- TEXT TO READ:
************

Port of my 05AB1E answer (the 19-bytes version; since the 22-bytes version was using a group-by, which MathGolf lacks and I also couldn't find any suitable alternative for with its available builtins after some trial-and-error for more than an hour.. :/)

Just like my 05AB1E answer: input as two separated (equal-length) lists, first being the list of widths, second the heights.

Try it online.

Explanation:

Basically the same three steps as my 05AB1E answer:

Step 1: Change each value in the input to a list of indices it can reach:

m          # Map over the first (implicit) input-list of widths,
 Æ         # using 5 bytes as inner code-block:
  ╤        #  Convert it to a list in the range [-n,n]
   ╞╡      #  Remove the first/last items to change it to range (-n,n)
     ï+    #  Add the 0-based map index to each value as offset

Try just this first step.

Step 2: Pair each inner index with the height of the second input:

m▐         # Append each value in the second (implicit) input-list of heights to
           # the (-n,n)-list at the same position
  ò        # Loop over the lists, using 8 bytes as inner code-block:
   ┤       #  Extract tail; push remainder-list and last item separated
    \      #  Swap so the remainder-list is at the top
     h     #  Push its length (without popping)

************

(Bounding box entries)
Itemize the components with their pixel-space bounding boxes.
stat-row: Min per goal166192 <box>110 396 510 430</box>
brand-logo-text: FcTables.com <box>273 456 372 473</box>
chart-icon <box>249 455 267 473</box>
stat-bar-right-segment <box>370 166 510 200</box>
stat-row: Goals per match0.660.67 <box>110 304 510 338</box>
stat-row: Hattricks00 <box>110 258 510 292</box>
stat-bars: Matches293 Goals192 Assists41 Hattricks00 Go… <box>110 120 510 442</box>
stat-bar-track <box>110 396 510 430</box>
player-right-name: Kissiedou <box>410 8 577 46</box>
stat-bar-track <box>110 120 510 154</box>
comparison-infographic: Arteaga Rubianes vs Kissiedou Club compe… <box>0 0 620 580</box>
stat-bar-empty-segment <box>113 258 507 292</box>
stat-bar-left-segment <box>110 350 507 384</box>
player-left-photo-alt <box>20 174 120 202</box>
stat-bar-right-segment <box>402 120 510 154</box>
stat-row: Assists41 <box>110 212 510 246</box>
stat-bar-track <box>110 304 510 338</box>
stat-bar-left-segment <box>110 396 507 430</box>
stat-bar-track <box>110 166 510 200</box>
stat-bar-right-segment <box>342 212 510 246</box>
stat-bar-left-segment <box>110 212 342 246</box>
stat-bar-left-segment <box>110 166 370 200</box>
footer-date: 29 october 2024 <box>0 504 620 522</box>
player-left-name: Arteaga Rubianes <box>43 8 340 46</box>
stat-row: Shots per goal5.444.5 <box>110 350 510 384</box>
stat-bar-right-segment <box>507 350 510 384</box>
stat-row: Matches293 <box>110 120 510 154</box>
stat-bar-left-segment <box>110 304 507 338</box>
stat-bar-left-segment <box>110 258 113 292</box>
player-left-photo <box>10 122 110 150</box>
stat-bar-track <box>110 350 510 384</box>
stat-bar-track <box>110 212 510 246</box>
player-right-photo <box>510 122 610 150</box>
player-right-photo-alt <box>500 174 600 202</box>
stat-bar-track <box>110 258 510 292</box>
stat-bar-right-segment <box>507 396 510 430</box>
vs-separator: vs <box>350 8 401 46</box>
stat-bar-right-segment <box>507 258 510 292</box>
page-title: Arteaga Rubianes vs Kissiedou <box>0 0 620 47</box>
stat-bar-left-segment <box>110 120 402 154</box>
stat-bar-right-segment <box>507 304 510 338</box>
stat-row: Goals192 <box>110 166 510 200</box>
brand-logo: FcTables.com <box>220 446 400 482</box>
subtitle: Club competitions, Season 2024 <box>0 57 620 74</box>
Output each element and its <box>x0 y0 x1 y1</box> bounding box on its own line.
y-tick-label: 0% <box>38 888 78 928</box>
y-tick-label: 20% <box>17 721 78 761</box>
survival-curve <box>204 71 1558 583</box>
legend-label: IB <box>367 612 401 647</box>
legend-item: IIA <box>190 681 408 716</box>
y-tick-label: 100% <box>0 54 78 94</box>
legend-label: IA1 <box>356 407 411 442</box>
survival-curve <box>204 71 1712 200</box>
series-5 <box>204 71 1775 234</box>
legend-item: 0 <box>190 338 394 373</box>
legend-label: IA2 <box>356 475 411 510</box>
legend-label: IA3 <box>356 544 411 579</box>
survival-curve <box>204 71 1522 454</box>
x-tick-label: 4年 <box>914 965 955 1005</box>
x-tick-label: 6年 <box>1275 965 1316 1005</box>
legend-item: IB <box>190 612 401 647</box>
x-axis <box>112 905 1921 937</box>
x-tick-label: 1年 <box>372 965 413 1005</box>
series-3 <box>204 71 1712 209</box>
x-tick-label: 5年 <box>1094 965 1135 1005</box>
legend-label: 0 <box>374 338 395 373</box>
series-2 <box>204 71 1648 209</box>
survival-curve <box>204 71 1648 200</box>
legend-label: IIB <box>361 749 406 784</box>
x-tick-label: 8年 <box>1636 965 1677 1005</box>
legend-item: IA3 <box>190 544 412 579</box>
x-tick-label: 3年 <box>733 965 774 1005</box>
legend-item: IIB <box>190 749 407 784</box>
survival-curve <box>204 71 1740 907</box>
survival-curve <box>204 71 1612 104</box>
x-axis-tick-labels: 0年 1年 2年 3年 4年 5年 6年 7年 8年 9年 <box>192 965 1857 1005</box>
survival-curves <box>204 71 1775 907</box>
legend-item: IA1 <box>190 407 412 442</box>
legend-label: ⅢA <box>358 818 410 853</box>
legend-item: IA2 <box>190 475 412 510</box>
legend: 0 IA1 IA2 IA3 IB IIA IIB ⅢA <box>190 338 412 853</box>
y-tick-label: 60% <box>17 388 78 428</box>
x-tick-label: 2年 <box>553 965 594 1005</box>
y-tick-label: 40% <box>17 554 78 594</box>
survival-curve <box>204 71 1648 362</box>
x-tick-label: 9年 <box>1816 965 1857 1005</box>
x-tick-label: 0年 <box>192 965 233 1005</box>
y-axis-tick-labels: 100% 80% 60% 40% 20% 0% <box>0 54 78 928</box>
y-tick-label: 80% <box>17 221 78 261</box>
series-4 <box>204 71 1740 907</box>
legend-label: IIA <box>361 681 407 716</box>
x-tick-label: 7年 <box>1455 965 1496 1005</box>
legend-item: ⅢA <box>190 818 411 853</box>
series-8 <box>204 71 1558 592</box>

************

- LIST OF TASKS:
1: Answer these questions about the MathGolf explanation:
(a) Which version of the 05AB1E answer is this one a port of?
(b) What does the first input list contain?
(c) How many bytes does the inner code-block in Step 1 use?
2: In the MathGolf explanation, list each token in the Step 1 code block, and give what its comment says it does.
3: Extend the MathGolf explanation, starting after its last line.
These entries were taken from a different source than the text.

- EXPECTED RESPONSES:
1:
(a) The 19-bytes version.
(b) The widths.
(c) 5 bytes.

2:
- m: maps over the first (implicit) input-list of widths.
- Æ: uses 5 bytes as the inner code-block.
- ╤: converts the value to a list in the range [-n,n].
- ╞╡: removes the first and last items to change it to the range (-n,n).
- ï+: adds the 0-based map index to each value as an offset.

3:
      ?    #  Triple-swap the [tail,list,length] to [list,length,tail]
       a   #  Wrap the tail into a list
        *  #  Repeat it the length amount of times
         ^ #  Zip to create pairs of the list with these repeated tails

Try just the first two steps.

Step 3: Check if all (flattened) pairs are unique, and output the result:

   ~       #  Still in the loop of step 2: dump the pairs to the stack
]          # After the loop: wrap all pairs on the stack into a list
 _▀=       # Check if all pairs are unique:
 _         #  Duplicate the list of pairs
  ▀        #  Uniquify the copy
   =       #  Check if both lists are still the same
           # (after which the entire stack is output implicitly as result)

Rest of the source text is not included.